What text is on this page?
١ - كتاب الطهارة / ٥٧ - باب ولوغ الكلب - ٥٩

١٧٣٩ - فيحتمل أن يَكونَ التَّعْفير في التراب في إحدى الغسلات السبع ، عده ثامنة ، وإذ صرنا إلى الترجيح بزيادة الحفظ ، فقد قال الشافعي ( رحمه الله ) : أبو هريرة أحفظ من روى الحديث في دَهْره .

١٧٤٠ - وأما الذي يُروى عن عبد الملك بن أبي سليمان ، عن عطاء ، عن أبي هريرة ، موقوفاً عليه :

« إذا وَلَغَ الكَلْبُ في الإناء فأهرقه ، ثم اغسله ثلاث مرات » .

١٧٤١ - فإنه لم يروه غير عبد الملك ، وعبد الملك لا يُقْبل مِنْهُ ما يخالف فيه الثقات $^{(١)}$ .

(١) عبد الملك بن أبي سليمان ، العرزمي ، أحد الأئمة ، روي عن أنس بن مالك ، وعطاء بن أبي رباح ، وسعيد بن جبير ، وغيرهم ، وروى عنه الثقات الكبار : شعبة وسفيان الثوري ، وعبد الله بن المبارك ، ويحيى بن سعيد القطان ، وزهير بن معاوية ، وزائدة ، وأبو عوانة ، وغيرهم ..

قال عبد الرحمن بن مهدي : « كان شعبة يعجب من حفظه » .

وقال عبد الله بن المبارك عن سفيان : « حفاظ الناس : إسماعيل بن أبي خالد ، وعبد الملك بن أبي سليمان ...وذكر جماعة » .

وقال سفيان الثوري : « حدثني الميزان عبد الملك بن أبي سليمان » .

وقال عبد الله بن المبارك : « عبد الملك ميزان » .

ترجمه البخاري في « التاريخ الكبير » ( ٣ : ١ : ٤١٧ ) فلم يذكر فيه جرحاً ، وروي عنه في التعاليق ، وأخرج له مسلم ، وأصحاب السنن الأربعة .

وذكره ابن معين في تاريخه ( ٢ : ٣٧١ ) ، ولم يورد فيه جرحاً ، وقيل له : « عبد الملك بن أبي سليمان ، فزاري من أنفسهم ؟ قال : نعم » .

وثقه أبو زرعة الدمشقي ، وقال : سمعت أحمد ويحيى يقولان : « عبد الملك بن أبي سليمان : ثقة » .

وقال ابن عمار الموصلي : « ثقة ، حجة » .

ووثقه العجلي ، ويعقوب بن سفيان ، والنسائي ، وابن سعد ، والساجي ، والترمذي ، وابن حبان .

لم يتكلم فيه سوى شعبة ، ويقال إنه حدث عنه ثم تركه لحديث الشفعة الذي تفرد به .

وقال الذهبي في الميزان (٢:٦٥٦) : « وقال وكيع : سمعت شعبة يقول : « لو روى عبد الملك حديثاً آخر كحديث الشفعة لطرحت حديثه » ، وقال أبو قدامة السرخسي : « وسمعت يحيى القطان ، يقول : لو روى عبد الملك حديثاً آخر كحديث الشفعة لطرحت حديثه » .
_ _ _ _ _ _ _
→ **Given request**
Say how many lines in the records contain the string "شعبة", and say nothing else.

→ **Answer to the task**
4